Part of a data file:
************

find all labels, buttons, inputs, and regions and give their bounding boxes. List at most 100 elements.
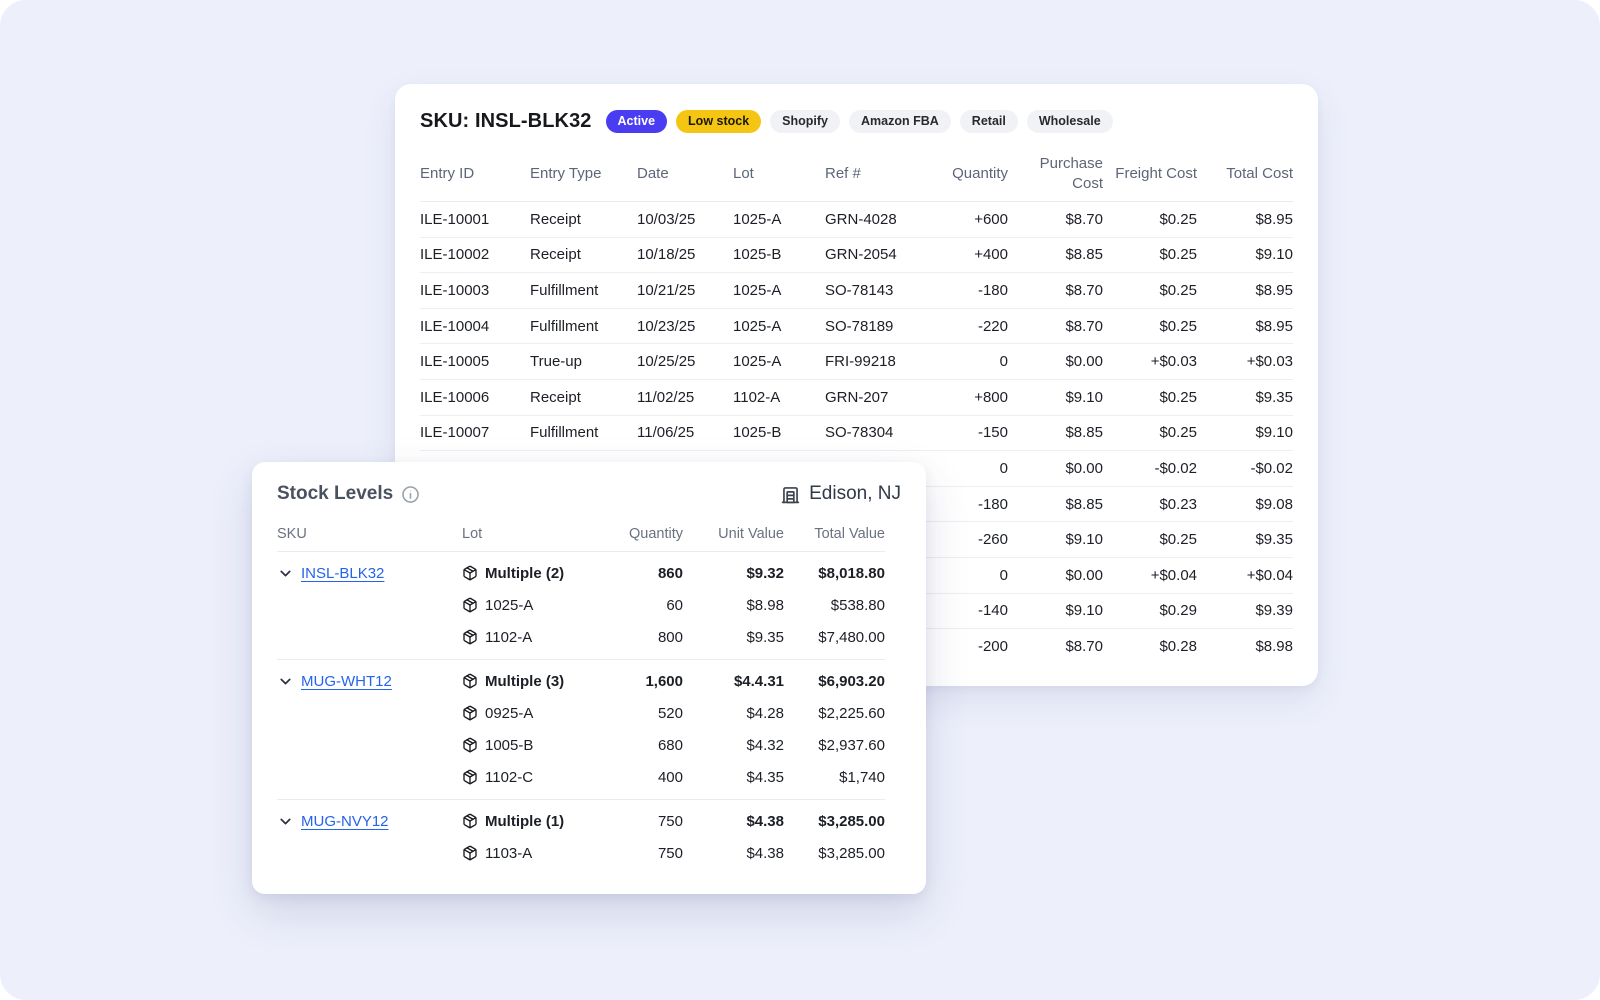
info-icon[interactable] [401, 485, 420, 504]
stock-levels-card: Stock Levels Edison, NJ SKU Lot Quantity Un… [252, 462, 926, 894]
chevron-down-icon[interactable] [277, 813, 294, 830]
ledger-cell: 10/03/25 [637, 210, 696, 228]
ledger-cell: -180 [977, 495, 1008, 513]
ledger-cell: 0 [999, 566, 1008, 584]
summary-quantity-cell: 860 [657, 564, 683, 582]
summary-lot-cell: Multiple (2) [462, 565, 612, 582]
ledger-cell: +$0.03 [1246, 353, 1293, 371]
ledger-cell: $9.35 [1255, 531, 1293, 549]
ledger-cell: $8.70 [1065, 210, 1103, 228]
ledger-column-header: Ref # [825, 164, 861, 182]
lot-quantity-cell: 400 [657, 768, 683, 786]
ledger-cell: $0.00 [1065, 353, 1103, 371]
lot-cell: 1102-C [462, 769, 612, 786]
lot-quantity-cell: 60 [666, 596, 683, 614]
ledger-column-header: Entry ID [420, 164, 475, 182]
ledger-cell: +$0.04 [1246, 566, 1293, 584]
lot-unit-value-cell: $4.28 [746, 704, 784, 722]
package-icon [462, 813, 478, 829]
ledger-cell: 11/06/25 [637, 424, 695, 442]
ledger-row: ILE-10001 Receipt 10/03/25 1025-A GRN-4028 +6… [420, 202, 1293, 238]
lot-total-value-cell: $2,225.60 [818, 704, 885, 722]
ledger-cell: Receipt [530, 246, 581, 264]
ledger-cell: +$0.03 [1150, 353, 1197, 371]
ledger-cell: 1025-A [733, 281, 782, 299]
summary-lot-cell: Multiple (3) [462, 673, 612, 690]
ledger-cell: $8.70 [1065, 281, 1103, 299]
ledger-cell: $9.10 [1065, 531, 1103, 549]
ledger-cell: +400 [974, 246, 1008, 264]
ledger-cell: 1025-A [733, 353, 782, 371]
ledger-cell: $9.10 [1065, 602, 1103, 620]
chevron-down-icon[interactable] [277, 565, 294, 582]
summary-total-value-cell: $8,018.80 [818, 564, 885, 582]
lot-unit-value-cell: $4.38 [746, 844, 784, 862]
ledger-cell: $8.95 [1255, 281, 1293, 299]
sku-cell: INSL-BLK32 [277, 565, 462, 582]
stock-lot-row: 1102-A 800 $9.35 $7,480.00 [277, 621, 885, 653]
ledger-cell: $0.25 [1159, 246, 1197, 264]
ledger-column-header: Lot [733, 164, 754, 182]
summary-unit-value-cell: $4.38 [746, 812, 784, 830]
lot-total-value-cell: $1,740 [839, 768, 885, 786]
badge-wholesale: Wholesale [1026, 110, 1113, 133]
ledger-cell: $0.28 [1159, 637, 1197, 655]
package-icon [462, 673, 478, 689]
ledger-cell: $9.10 [1255, 424, 1293, 442]
ledger-cell: ILE-10002 [420, 246, 490, 264]
ledger-cell: 1025-A [733, 317, 782, 335]
ledger-cell: SO-78189 [825, 317, 894, 335]
ledger-cell: ILE-10004 [420, 317, 490, 335]
ledger-cell: ILE-10003 [420, 281, 490, 299]
ledger-cell: 1025-B [733, 246, 782, 264]
ledger-cell: +600 [974, 210, 1008, 228]
badge-active: Active [605, 110, 668, 133]
ledger-cell: $8.95 [1255, 317, 1293, 335]
ledger-cell: $9.39 [1255, 602, 1293, 620]
sku-cell: MUG-WHT12 [277, 673, 462, 690]
ledger-cell: Receipt [530, 210, 581, 228]
ledger-cell: $0.25 [1159, 424, 1197, 442]
ledger-column-header: Freight Cost [1115, 164, 1197, 182]
stock-group: MUG-WHT12 Multiple (3) 1,600 $4.4.31 $6,903.… [277, 659, 885, 799]
chevron-down-icon[interactable] [277, 673, 294, 690]
ledger-column-header: Date [637, 164, 669, 182]
ledger-cell: $8.70 [1065, 637, 1103, 655]
ledger-column-header: Purchase Cost [1039, 154, 1103, 192]
ledger-cell: 10/23/25 [637, 317, 696, 335]
ledger-cell: -180 [977, 281, 1008, 299]
ledger-cell: SO-78304 [825, 424, 894, 442]
ledger-cell: $0.25 [1159, 531, 1197, 549]
stock-column-header: SKU [277, 526, 307, 542]
ledger-cell: $0.25 [1159, 210, 1197, 228]
ledger-cell: $9.35 [1255, 388, 1293, 406]
ledger-cell: $8.85 [1065, 424, 1103, 442]
lot-cell: 1103-A [462, 845, 612, 862]
sku-link[interactable]: MUG-WHT12 [301, 672, 392, 690]
badge-low-stock: Low stock [676, 110, 762, 133]
stock-group-row: MUG-NVY12 Multiple (1) 750 $4.38 $3,285.00 [277, 805, 885, 837]
ledger-cell: GRN-2054 [825, 246, 897, 264]
ledger-cell: $9.08 [1255, 495, 1293, 513]
package-icon [462, 565, 478, 581]
badge-retail: Retail [959, 110, 1018, 133]
sku-title: SKU: INSL-BLK32 [420, 110, 592, 132]
lot-total-value-cell: $2,937.60 [818, 736, 885, 754]
ledger-row: ILE-10003 Fulfillment 10/21/25 1025-A SO-781… [420, 273, 1293, 309]
stock-group: MUG-NVY12 Multiple (1) 750 $4.38 $3,285.00 11… [277, 799, 885, 875]
stock-group: INSL-BLK32 Multiple (2) 860 $9.32 $8,018.80 1… [277, 552, 885, 659]
ledger-cell: $8.98 [1255, 637, 1293, 655]
ledger-cell: $0.25 [1159, 281, 1197, 299]
lot-cell: 1005-B [462, 737, 612, 754]
sku-link[interactable]: INSL-BLK32 [301, 564, 385, 582]
ledger-cell: $9.10 [1065, 388, 1103, 406]
ledger-cell: $0.25 [1159, 388, 1197, 406]
stock-lot-row: 1103-A 750 $4.38 $3,285.00 [277, 837, 885, 869]
ledger-cell: 11/02/25 [637, 388, 695, 406]
stock-group-row: INSL-BLK32 Multiple (2) 860 $9.32 $8,018.80 [277, 557, 885, 589]
sku-link[interactable]: MUG-NVY12 [301, 812, 389, 830]
ledger-row: ILE-10002 Receipt 10/18/25 1025-B GRN-2054 +4… [420, 238, 1293, 274]
ledger-cell: ILE-10001 [420, 210, 490, 228]
ledger-row: ILE-10005 True-up 10/25/25 1025-A FRI-99218 0… [420, 344, 1293, 380]
summary-quantity-cell: 1,600 [645, 672, 683, 690]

************

* _The task_
Give all of the material above as a numbered list with one line per item, skipping blank lines and leaving out the pictures.

* _Solution for this exercise_
1. find all labels, buttons, inputs, and regions and give their bounding boxes. List at most 100 elements.
2. info-icon[interactable] [401, 485, 420, 504]
3. stock-levels-card: Stock Levels Edison, NJ SKU Lot Quantity Un… [252, 462, 926, 894]
4. chevron-down-icon[interactable] [277, 813, 294, 830]
5. ledger-cell: 10/03/25 [637, 210, 696, 228]
6. ledger-cell: -180 [977, 495, 1008, 513]
7. ledger-cell: 0 [999, 566, 1008, 584]
8. summary-quantity-cell: 860 [657, 564, 683, 582]
9. summary-lot-cell: Multiple (2) [462, 565, 612, 582]
10. ledger-cell: +$0.03 [1246, 353, 1293, 371]
11. ledger-cell: $9.35 [1255, 531, 1293, 549]
12. ledger-cell: $8.70 [1065, 210, 1103, 228]
13. ledger-column-header: Ref # [825, 164, 861, 182]
14. lot-quantity-cell: 400 [657, 768, 683, 786]
15. ledger-cell: $0.00 [1065, 353, 1103, 371]
16. lot-cell: 1102-C [462, 769, 612, 786]
17. lot-quantity-cell: 60 [666, 596, 683, 614]
18. ledger-column-header: Entry ID [420, 164, 475, 182]
19. ledger-cell: +$0.04 [1246, 566, 1293, 584]
20. lot-unit-value-cell: $4.28 [746, 704, 784, 722]
21. package-icon [462, 813, 478, 829]
22. ledger-cell: 11/06/25 [637, 424, 695, 442]
23. ledger-row: ILE-10001 Receipt 10/03/25 1025-A GRN-4028 +6… [420, 202, 1293, 238]
24. lot-total-value-cell: $2,225.60 [818, 704, 885, 722]
25. ledger-cell: Receipt [530, 246, 581, 264]
26. ledger-cell: +$0.03 [1150, 353, 1197, 371]
27. ledger-cell: 1025-A [733, 281, 782, 299]
28. summary-lot-cell: Multiple (3) [462, 673, 612, 690]
29. ledger-cell: $8.70 [1065, 281, 1103, 299]
30. ledger-cell: $9.10 [1065, 531, 1103, 549]
31. ledger-cell: +400 [974, 246, 1008, 264]
32. ledger-cell: 1025-A [733, 353, 782, 371]
33. ledger-cell: $9.10 [1065, 602, 1103, 620]
34. chevron-down-icon[interactable] [277, 565, 294, 582]
35. summary-total-value-cell: $8,018.80 [818, 564, 885, 582]
36. lot-unit-value-cell: $4.38 [746, 844, 784, 862]
37. ledger-cell: $8.95 [1255, 281, 1293, 299]
38. sku-cell: INSL-BLK32 [277, 565, 462, 582]
39. stock-lot-row: 1102-A 800 $9.35 $7,480.00 [277, 621, 885, 653]
40. ledger-cell: $0.25 [1159, 246, 1197, 264]
41. ledger-column-header: Lot [733, 164, 754, 182]
42. summary-unit-value-cell: $4.38 [746, 812, 784, 830]
43. lot-total-value-cell: $1,740 [839, 768, 885, 786]
44. badge-wholesale: Wholesale [1026, 110, 1113, 133]
45. ledger-cell: $0.28 [1159, 637, 1197, 655]
46. package-icon [462, 673, 478, 689]
47. ledger-cell: $9.10 [1255, 424, 1293, 442]
48. ledger-cell: ILE-10002 [420, 246, 490, 264]
49. ledger-cell: 1025-A [733, 317, 782, 335]
50. ledger-cell: SO-78189 [825, 317, 894, 335]
51. ledger-cell: ILE-10004 [420, 317, 490, 335]
52. ledger-cell: ILE-10003 [420, 281, 490, 299]
53. ledger-cell: 1025-B [733, 246, 782, 264]
54. ledger-cell: +600 [974, 210, 1008, 228]
55. badge-active: Active [605, 110, 668, 133]
56. ledger-cell: $8.95 [1255, 317, 1293, 335]
57. ledger-cell: $9.39 [1255, 602, 1293, 620]
58. sku-cell: MUG-WHT12 [277, 673, 462, 690]
59. ledger-cell: Receipt [530, 210, 581, 228]
60. ledger-cell: $0.25 [1159, 424, 1197, 442]
61. ledger-column-header: Freight Cost [1115, 164, 1197, 182]
62. stock-group: MUG-WHT12 Multiple (3) 1,600 $4.4.31 $6,903.… [277, 659, 885, 799]
63. chevron-down-icon[interactable] [277, 673, 294, 690]
64. ledger-column-header: Date [637, 164, 669, 182]
65. ledger-cell: $8.70 [1065, 637, 1103, 655]
66. ledger-column-header: Purchase Cost [1039, 154, 1103, 192]
67. ledger-cell: 10/23/25 [637, 317, 696, 335]
68. ledger-cell: -180 [977, 281, 1008, 299]
69. ledger-cell: SO-78304 [825, 424, 894, 442]
70. ledger-cell: $0.25 [1159, 531, 1197, 549]
71. stock-column-header: SKU [277, 526, 307, 542]
72. ledger-cell: $0.25 [1159, 210, 1197, 228]
73. ledger-cell: $9.35 [1255, 388, 1293, 406]
74. ledger-cell: $8.85 [1065, 424, 1103, 442]
75. lot-cell: 1103-A [462, 845, 612, 862]
76. sku-link[interactable]: MUG-WHT12 [301, 672, 392, 690]
77. badge-low-stock: Low stock [676, 110, 762, 133]
78. stock-group-row: MUG-NVY12 Multiple (1) 750 $4.38 $3,285.00 [277, 805, 885, 837]
79. ledger-cell: GRN-2054 [825, 246, 897, 264]
80. ledger-cell: $9.08 [1255, 495, 1293, 513]
81. package-icon [462, 565, 478, 581]
82. badge-retail: Retail [959, 110, 1018, 133]
83. sku-title: SKU: INSL-BLK32 [420, 110, 592, 132]
84. lot-total-value-cell: $2,937.60 [818, 736, 885, 754]
85. ledger-row: ILE-10003 Fulfillment 10/21/25 1025-A SO-781… [420, 273, 1293, 309]
86. stock-group: MUG-NVY12 Multiple (1) 750 $4.38 $3,285.00 11… [277, 799, 885, 875]
87. stock-group: INSL-BLK32 Multiple (2) 860 $9.32 $8,018.80 1… [277, 552, 885, 659]
88. ledger-cell: $8.98 [1255, 637, 1293, 655]
89. ledger-cell: $0.25 [1159, 281, 1197, 299]
90. lot-cell: 1005-B [462, 737, 612, 754]
91. sku-link[interactable]: INSL-BLK32 [301, 564, 385, 582]
92. ledger-cell: $9.10 [1065, 388, 1103, 406]
93. ledger-cell: $0.25 [1159, 388, 1197, 406]
94. stock-lot-row: 1103-A 750 $4.38 $3,285.00 [277, 837, 885, 869]
95. ledger-cell: 11/02/25 [637, 388, 695, 406]
96. stock-group-row: INSL-BLK32 Multiple (2) 860 $9.32 $8,018.80 [277, 557, 885, 589]
97. sku-link[interactable]: MUG-NVY12 [301, 812, 389, 830]
98. ledger-row: ILE-10002 Receipt 10/18/25 1025-B GRN-2054 +4… [420, 238, 1293, 274]
99. ledger-cell: ILE-10001 [420, 210, 490, 228]
100. ledger-row: ILE-10005 True-up 10/25/25 1025-A FRI-99218 0… [420, 344, 1293, 380]
101. summary-quantity-cell: 1,600 [645, 672, 683, 690]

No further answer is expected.